> EXERCISE
The entries below should be output exactly as written.

> DATA FOR PROCESSING
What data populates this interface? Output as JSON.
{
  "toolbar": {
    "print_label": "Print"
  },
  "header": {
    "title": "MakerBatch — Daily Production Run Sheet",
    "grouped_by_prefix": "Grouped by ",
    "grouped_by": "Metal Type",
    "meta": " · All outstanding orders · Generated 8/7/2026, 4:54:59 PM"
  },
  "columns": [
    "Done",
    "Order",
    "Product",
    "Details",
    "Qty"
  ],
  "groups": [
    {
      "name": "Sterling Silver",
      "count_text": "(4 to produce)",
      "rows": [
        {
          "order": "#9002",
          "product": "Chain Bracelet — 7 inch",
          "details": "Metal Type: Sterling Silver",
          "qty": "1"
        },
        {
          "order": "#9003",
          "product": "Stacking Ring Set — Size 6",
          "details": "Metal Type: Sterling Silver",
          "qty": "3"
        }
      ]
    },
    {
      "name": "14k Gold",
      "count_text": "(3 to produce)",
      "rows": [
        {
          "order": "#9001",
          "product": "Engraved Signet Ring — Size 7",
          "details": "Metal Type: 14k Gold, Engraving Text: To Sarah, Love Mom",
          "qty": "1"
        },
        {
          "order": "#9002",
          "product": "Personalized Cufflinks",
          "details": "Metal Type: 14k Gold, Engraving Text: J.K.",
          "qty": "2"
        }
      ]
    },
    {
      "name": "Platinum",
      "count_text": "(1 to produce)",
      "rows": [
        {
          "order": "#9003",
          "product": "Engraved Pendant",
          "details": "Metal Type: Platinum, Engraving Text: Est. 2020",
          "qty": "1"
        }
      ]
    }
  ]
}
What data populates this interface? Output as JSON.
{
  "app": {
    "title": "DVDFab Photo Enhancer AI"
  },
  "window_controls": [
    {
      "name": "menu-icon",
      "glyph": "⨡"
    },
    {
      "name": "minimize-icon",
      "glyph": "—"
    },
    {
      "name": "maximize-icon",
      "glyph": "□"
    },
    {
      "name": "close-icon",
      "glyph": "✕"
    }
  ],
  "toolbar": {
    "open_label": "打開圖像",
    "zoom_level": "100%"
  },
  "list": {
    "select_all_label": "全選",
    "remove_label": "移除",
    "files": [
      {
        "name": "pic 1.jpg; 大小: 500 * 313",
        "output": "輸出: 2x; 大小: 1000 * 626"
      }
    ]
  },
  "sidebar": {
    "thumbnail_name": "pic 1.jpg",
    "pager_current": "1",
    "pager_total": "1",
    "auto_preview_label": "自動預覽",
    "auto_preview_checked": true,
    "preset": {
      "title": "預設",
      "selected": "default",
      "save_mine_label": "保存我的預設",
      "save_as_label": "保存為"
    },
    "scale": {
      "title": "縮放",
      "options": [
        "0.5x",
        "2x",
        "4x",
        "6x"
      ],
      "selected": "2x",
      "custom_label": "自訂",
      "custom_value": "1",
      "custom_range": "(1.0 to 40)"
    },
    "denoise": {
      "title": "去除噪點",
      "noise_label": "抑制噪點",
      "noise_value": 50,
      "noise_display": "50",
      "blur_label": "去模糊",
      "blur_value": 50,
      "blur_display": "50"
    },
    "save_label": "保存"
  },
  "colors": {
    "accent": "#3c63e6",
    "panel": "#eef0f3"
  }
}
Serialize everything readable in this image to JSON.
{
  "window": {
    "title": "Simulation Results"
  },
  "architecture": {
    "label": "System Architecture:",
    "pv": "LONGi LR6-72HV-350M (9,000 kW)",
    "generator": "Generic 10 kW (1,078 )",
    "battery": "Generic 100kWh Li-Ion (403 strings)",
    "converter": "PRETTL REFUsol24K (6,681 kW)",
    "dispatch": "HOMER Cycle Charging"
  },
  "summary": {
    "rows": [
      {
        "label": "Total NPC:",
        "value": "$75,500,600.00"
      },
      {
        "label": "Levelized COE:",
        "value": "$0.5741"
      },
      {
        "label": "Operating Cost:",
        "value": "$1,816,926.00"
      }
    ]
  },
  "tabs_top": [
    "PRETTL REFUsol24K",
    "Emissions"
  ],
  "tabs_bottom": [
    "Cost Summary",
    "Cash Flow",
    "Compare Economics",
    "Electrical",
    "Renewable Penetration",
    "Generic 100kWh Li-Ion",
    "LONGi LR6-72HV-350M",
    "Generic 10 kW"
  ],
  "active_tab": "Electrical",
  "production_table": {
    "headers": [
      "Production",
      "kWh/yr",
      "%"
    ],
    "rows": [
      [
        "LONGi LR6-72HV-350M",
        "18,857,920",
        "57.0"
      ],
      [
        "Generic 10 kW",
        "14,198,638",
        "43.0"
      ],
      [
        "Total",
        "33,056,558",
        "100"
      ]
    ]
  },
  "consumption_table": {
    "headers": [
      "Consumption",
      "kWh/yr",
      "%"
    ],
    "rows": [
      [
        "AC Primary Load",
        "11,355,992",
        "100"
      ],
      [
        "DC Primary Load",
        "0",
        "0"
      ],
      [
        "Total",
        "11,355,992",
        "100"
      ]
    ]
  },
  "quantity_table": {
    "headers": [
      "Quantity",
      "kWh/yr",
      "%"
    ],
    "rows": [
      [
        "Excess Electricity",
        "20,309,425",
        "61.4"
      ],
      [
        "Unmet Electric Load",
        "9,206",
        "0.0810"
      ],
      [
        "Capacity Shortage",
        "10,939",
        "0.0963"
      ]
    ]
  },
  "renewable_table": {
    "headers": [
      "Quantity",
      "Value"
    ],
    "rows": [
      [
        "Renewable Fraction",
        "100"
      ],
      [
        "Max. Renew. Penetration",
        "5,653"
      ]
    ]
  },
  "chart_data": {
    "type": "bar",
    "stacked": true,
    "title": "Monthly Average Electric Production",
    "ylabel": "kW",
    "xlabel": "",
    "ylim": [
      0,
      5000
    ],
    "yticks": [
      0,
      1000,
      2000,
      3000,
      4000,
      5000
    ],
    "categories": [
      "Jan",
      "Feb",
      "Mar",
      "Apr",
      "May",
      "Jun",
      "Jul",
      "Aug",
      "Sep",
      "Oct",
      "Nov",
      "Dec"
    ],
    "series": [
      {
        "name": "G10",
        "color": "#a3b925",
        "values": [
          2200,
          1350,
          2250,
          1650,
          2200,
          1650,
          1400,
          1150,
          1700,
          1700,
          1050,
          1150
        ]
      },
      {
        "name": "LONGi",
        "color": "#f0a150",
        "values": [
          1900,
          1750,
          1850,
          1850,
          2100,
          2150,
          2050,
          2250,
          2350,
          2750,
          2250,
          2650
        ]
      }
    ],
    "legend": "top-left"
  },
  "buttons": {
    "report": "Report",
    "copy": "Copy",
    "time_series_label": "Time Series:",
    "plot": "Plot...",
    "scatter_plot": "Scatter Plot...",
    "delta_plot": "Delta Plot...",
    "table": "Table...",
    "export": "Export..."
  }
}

> ANSWER TO THIS EXERCISE
What data populates this interface? Output as JSON.
{
  "toolbar": {
    "print_label": "Print"
  },
  "header": {
    "title": "MakerBatch — Daily Production Run Sheet",
    "grouped_by_prefix": "Grouped by ",
    "grouped_by": "Metal Type",
    "meta": " · All outstanding orders · Generated 8/7/2026, 4:54:59 PM"
  },
  "columns": [
    "Done",
    "Order",
    "Product",
    "Details",
    "Qty"
  ],
  "groups": [
    {
      "name": "Sterling Silver",
      "count_text": "(4 to produce)",
      "rows": [
        {
          "order": "#9002",
          "product": "Chain Bracelet — 7 inch",
          "details": "Metal Type: Sterling Silver",
          "qty": "1"
        },
        {
          "order": "#9003",
          "product": "Stacking Ring Set — Size 6",
          "details": "Metal Type: Sterling Silver",
          "qty": "3"
        }
      ]
    },
    {
      "name": "14k Gold",
      "count_text": "(3 to produce)",
      "rows": [
        {
          "order": "#9001",
          "product": "Engraved Signet Ring — Size 7",
          "details": "Metal Type: 14k Gold, Engraving Text: To Sarah, Love Mom",
          "qty": "1"
        },
        {
          "order": "#9002",
          "product": "Personalized Cufflinks",
          "details": "Metal Type: 14k Gold, Engraving Text: J.K.",
          "qty": "2"
        }
      ]
    },
    {
      "name": "Platinum",
      "count_text": "(1 to produce)",
      "rows": [
        {
          "order": "#9003",
          "product": "Engraved Pendant",
          "details": "Metal Type: Platinum, Engraving Text: Est. 2020",
          "qty": "1"
        }
      ]
    }
  ]
}
What data populates this interface? Output as JSON.
{
  "app": {
    "title": "DVDFab Photo Enhancer AI"
  },
  "window_controls": [
    {
      "name": "menu-icon",
      "glyph": "⨡"
    },
    {
      "name": "minimize-icon",
      "glyph": "—"
    },
    {
      "name": "maximize-icon",
      "glyph": "□"
    },
    {
      "name": "close-icon",
      "glyph": "✕"
    }
  ],
  "toolbar": {
    "open_label": "打開圖像",
    "zoom_level": "100%"
  },
  "list": {
    "select_all_label": "全選",
    "remove_label": "移除",
    "files": [
      {
        "name": "pic 1.jpg; 大小: 500 * 313",
        "output": "輸出: 2x; 大小: 1000 * 626"
      }
    ]
  },
  "sidebar": {
    "thumbnail_name": "pic 1.jpg",
    "pager_current": "1",
    "pager_total": "1",
    "auto_preview_label": "自動預覽",
    "auto_preview_checked": true,
    "preset": {
      "title": "預設",
      "selected": "default",
      "save_mine_label": "保存我的預設",
      "save_as_label": "保存為"
    },
    "scale": {
      "title": "縮放",
      "options": [
        "0.5x",
        "2x",
        "4x",
        "6x"
      ],
      "selected": "2x",
      "custom_label": "自訂",
      "custom_value": "1",
      "custom_range": "(1.0 to 40)"
    },
    "denoise": {
      "title": "去除噪點",
      "noise_label": "抑制噪點",
      "noise_value": 50,
      "noise_display": "50",
      "blur_label": "去模糊",
      "blur_value": 50,
      "blur_display": "50"
    },
    "save_label": "保存"
  },
  "colors": {
    "accent": "#3c63e6",
    "panel": "#eef0f3"
  }
}
Serialize everything readable in this image to JSON.
{
  "window": {
    "title": "Simulation Results"
  },
  "architecture": {
    "label": "System Architecture:",
    "pv": "LONGi LR6-72HV-350M (9,000 kW)",
    "generator": "Generic 10 kW (1,078 )",
    "battery": "Generic 100kWh Li-Ion (403 strings)",
    "converter": "PRETTL REFUsol24K (6,681 kW)",
    "dispatch": "HOMER Cycle Charging"
  },
  "summary": {
    "rows": [
      {
        "label": "Total NPC:",
        "value": "$75,500,600.00"
      },
      {
        "label": "Levelized COE:",
        "value": "$0.5741"
      },
      {
        "label": "Operating Cost:",
        "value": "$1,816,926.00"
      }
    ]
  },
  "tabs_top": [
    "PRETTL REFUsol24K",
    "Emissions"
  ],
  "tabs_bottom": [
    "Cost Summary",
    "Cash Flow",
    "Compare Economics",
    "Electrical",
    "Renewable Penetration",
    "Generic 100kWh Li-Ion",
    "LONGi LR6-72HV-350M",
    "Generic 10 kW"
  ],
  "active_tab": "Electrical",
  "production_table": {
    "headers": [
      "Production",
      "kWh/yr",
      "%"
    ],
    "rows": [
      [
        "LONGi LR6-72HV-350M",
        "18,857,920",
        "57.0"
      ],
      [
        "Generic 10 kW",
        "14,198,638",
        "43.0"
      ],
      [
        "Total",
        "33,056,558",
        "100"
      ]
    ]
  },
  "consumption_table": {
    "headers": [
      "Consumption",
      "kWh/yr",
      "%"
    ],
    "rows": [
      [
        "AC Primary Load",
        "11,355,992",
        "100"
      ],
      [
        "DC Primary Load",
        "0",
        "0"
      ],
      [
        "Total",
        "11,355,992",
        "100"
      ]
    ]
  },
  "quantity_table": {
    "headers": [
      "Quantity",
      "kWh/yr",
      "%"
    ],
    "rows": [
      [
        "Excess Electricity",
        "20,309,425",
        "61.4"
      ],
      [
        "Unmet Electric Load",
        "9,206",
        "0.0810"
      ],
      [
        "Capacity Shortage",
        "10,939",
        "0.0963"
      ]
    ]
  },
  "renewable_table": {
    "headers": [
      "Quantity",
      "Value"
    ],
    "rows": [
      [
        "Renewable Fraction",
        "100"
      ],
      [
        "Max. Renew. Penetration",
        "5,653"
      ]
    ]
  },
  "chart_data": {
    "type": "bar",
    "stacked": true,
    "title": "Monthly Average Electric Production",
    "ylabel": "kW",
    "xlabel": "",
    "ylim": [
      0,
      5000
    ],
    "yticks": [
      0,
      1000,
      2000,
      3000,
      4000,
      5000
    ],
    "categories": [
      "Jan",
      "Feb",
      "Mar",
      "Apr",
      "May",
      "Jun",
      "Jul",
      "Aug",
      "Sep",
      "Oct",
      "Nov",
      "Dec"
    ],
    "series": [
      {
        "name": "G10",
        "color": "#a3b925",
        "values": [
          2200,
          1350,
          2250,
          1650,
          2200,
          1650,
          1400,
          1150,
          1700,
          1700,
          1050,
          1150
        ]
      },
      {
        "name": "LONGi",
        "color": "#f0a150",
        "values": [
          1900,
          1750,
          1850,
          1850,
          2100,
          2150,
          2050,
          2250,
          2350,
          2750,
          2250,
          2650
        ]
      }
    ],
    "legend": "top-left"
  },
  "buttons": {
    "report": "Report",
    "copy": "Copy",
    "time_series_label": "Time Series:",
    "plot": "Plot...",
    "scatter_plot": "Scatter Plot...",
    "delta_plot": "Delta Plot...",
    "table": "Table...",
    "export": "Export..."
  }
}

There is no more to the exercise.